Task requirements:
Reproduce each line of the material exactly, minus any picture.

Entries supplied:
+--

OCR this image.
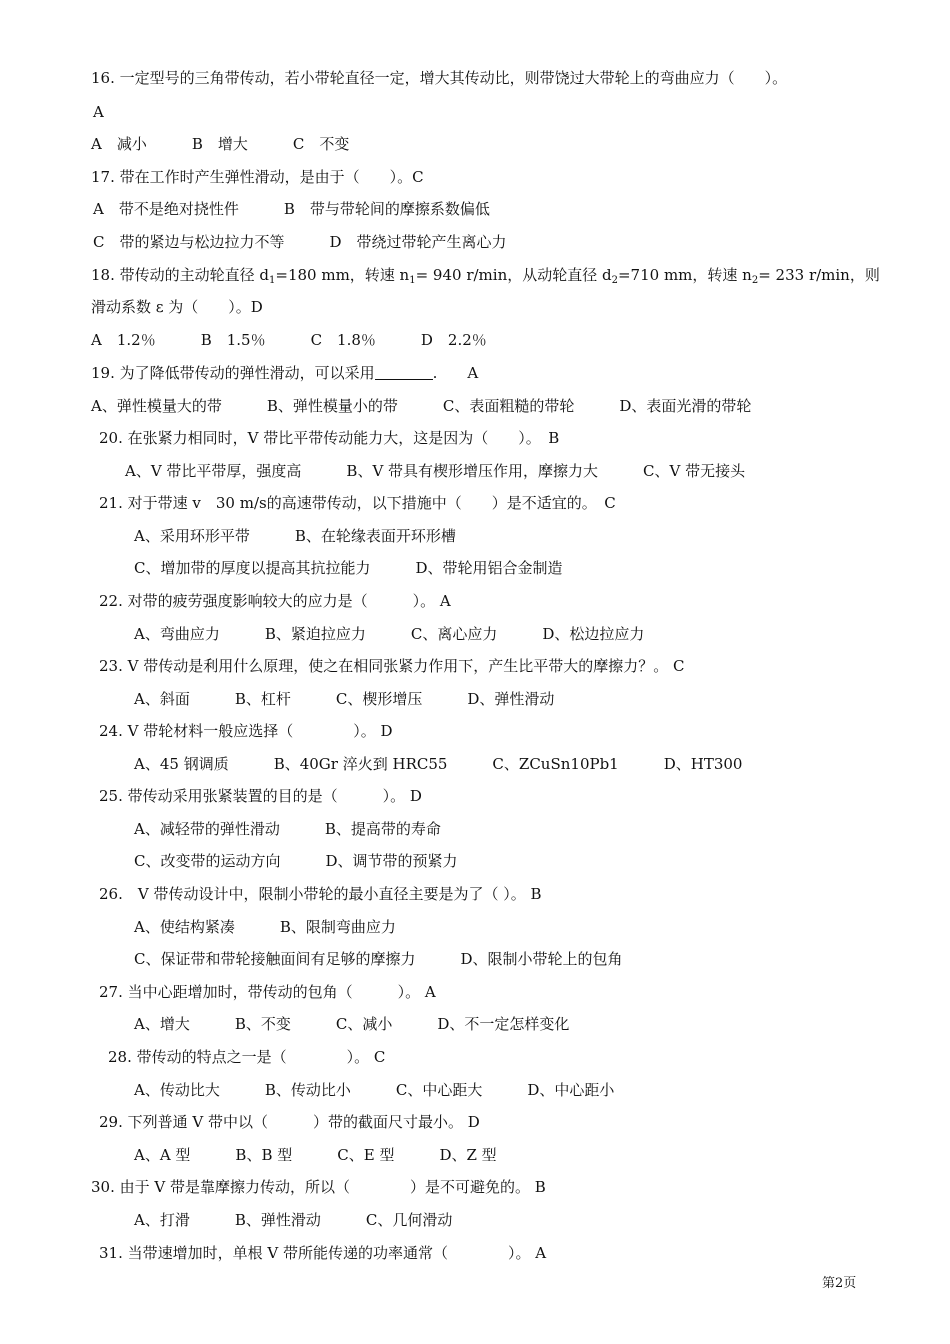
16. 一定型号的三角带传动，若小带轮直径一定，增大其传动比，则带饶过大带轮上的弯曲应力（　　）。
A
A　减小　　　B　增大　　　C　不变
17. 带在工作时产生弹性滑动，是由于（　　）。C
A　带不是绝对挠性件　　　B　带与带轮间的摩擦系数偏低
C　带的紧边与松边拉力不等　　　D　带绕过带轮产生离心力
18. 带传动的主动轮直径 $d_1=180$ mm，转速 $n_1= 940$ r/min，从动轮直径 $d_2=710$ mm，转速 $n_2= 233$ r/min，则
滑动系数 ε 为（　　）。D
A　1.2％　　　B　1.5％　　　C　1.8％　　　D　2.2％
19. 为了降低带传动的弹性滑动，可以采用	.　　A
A、弹性模量大的带　　　B、弹性模量小的带　　　C、表面粗糙的带轮　　　D、表面光滑的带轮
20. 在张紧力相同时，V 带比平带传动能力大，这是因为（　　）。　B
A、V 带比平带厚，强度高　　　B、V 带具有楔形增压作用，摩擦力大　　　C、V 带无接头
21. 对于带速 v　30 m/s的高速带传动，以下措施中（　　）是不适宜的。　C
A、采用环形平带　　　B、在轮缘表面开环形槽
C、增加带的厚度以提高其抗拉能力　　　D、带轮用铝合金制造
22. 对带的疲劳强度影响较大的应力是（　　　）。 A
A、弯曲应力　　　B、紧迫拉应力　　　C、离心应力　　　D、松边拉应力
23. V 带传动是利用什么原理，使之在相同张紧力作用下，产生比平带大的摩擦力？。 C
A、斜面　　　B、杠杆　　　C、楔形增压　　　D、弹性滑动
24. V 带轮材料一般应选择（　　　　）。 D
A、45 钢调质　　　B、40Gr 淬火到 HRC55　　　C、ZCuSn10Pb1　　　D、HT300
25. 带传动采用张紧装置的目的是（　　　）。 D
A、减轻带的弹性滑动　　　B、提高带的寿命
C、改变带的运动方向　　　D、调节带的预紧力
26.　V 带传动设计中，限制小带轮的最小直径主要是为了（ ）。 B
A、使结构紧凑　　　B、限制弯曲应力
C、保证带和带轮接触面间有足够的摩擦力　　　D、限制小带轮上的包角
27. 当中心距增加时，带传动的包角（　　　）。 A
A、增大　　　B、不变　　　C、减小　　　D、不一定怎样变化
28. 带传动的特点之一是（　　　　）。 C
A、传动比大　　　B、传动比小　　　C、中心距大　　　D、中心距小
29. 下列普通 V 带中以（　　　）带的截面尺寸最小。 D
A、A 型　　　B、B 型　　　C、E 型　　　D、Z 型
30. 由于 V 带是靠摩擦力传动，所以（　　　　）是不可避免的。 B
A、打滑　　　B、弹性滑动　　　C、几何滑动
31. 当带速增加时，单根 V 带所能传递的功率通常（　　　　）。 A
第2页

+--

Correct result:
OCR this image.
16. 一定型号的三角带传动，若小带轮直径一定，增大其传动比，则带饶过大带轮上的弯曲应力（　　）。
A
A　减小　　　B　增大　　　C　不变
17. 带在工作时产生弹性滑动，是由于（　　）。C
A　带不是绝对挠性件　　　B　带与带轮间的摩擦系数偏低
C　带的紧边与松边拉力不等　　　D　带绕过带轮产生离心力
18. 带传动的主动轮直径 $d_1=180$ mm，转速 $n_1= 940$ r/min，从动轮直径 $d_2=710$ mm，转速 $n_2= 233$ r/min，则
滑动系数 ε 为（　　）。D
A　1.2％　　　B　1.5％　　　C　1.8％　　　D　2.2％
19. 为了降低带传动的弹性滑动，可以采用	.　　A
A、弹性模量大的带　　　B、弹性模量小的带　　　C、表面粗糙的带轮　　　D、表面光滑的带轮
20. 在张紧力相同时，V 带比平带传动能力大，这是因为（　　）。　B
A、V 带比平带厚，强度高　　　B、V 带具有楔形增压作用，摩擦力大　　　C、V 带无接头
21. 对于带速 v　30 m/s的高速带传动，以下措施中（　　）是不适宜的。　C
A、采用环形平带　　　B、在轮缘表面开环形槽
C、增加带的厚度以提高其抗拉能力　　　D、带轮用铝合金制造
22. 对带的疲劳强度影响较大的应力是（　　　）。 A
A、弯曲应力　　　B、紧迫拉应力　　　C、离心应力　　　D、松边拉应力
23. V 带传动是利用什么原理，使之在相同张紧力作用下，产生比平带大的摩擦力？。 C
A、斜面　　　B、杠杆　　　C、楔形增压　　　D、弹性滑动
24. V 带轮材料一般应选择（　　　　）。 D
A、45 钢调质　　　B、40Gr 淬火到 HRC55　　　C、ZCuSn10Pb1　　　D、HT300
25. 带传动采用张紧装置的目的是（　　　）。 D
A、减轻带的弹性滑动　　　B、提高带的寿命
C、改变带的运动方向　　　D、调节带的预紧力
26.　V 带传动设计中，限制小带轮的最小直径主要是为了（ ）。 B
A、使结构紧凑　　　B、限制弯曲应力
C、保证带和带轮接触面间有足够的摩擦力　　　D、限制小带轮上的包角
27. 当中心距增加时，带传动的包角（　　　）。 A
A、增大　　　B、不变　　　C、减小　　　D、不一定怎样变化
28. 带传动的特点之一是（　　　　）。 C
A、传动比大　　　B、传动比小　　　C、中心距大　　　D、中心距小
29. 下列普通 V 带中以（　　　）带的截面尺寸最小。 D
A、A 型　　　B、B 型　　　C、E 型　　　D、Z 型
30. 由于 V 带是靠摩擦力传动，所以（　　　　）是不可避免的。 B
A、打滑　　　B、弹性滑动　　　C、几何滑动
31. 当带速增加时，单根 V 带所能传递的功率通常（　　　　）。 A
第2页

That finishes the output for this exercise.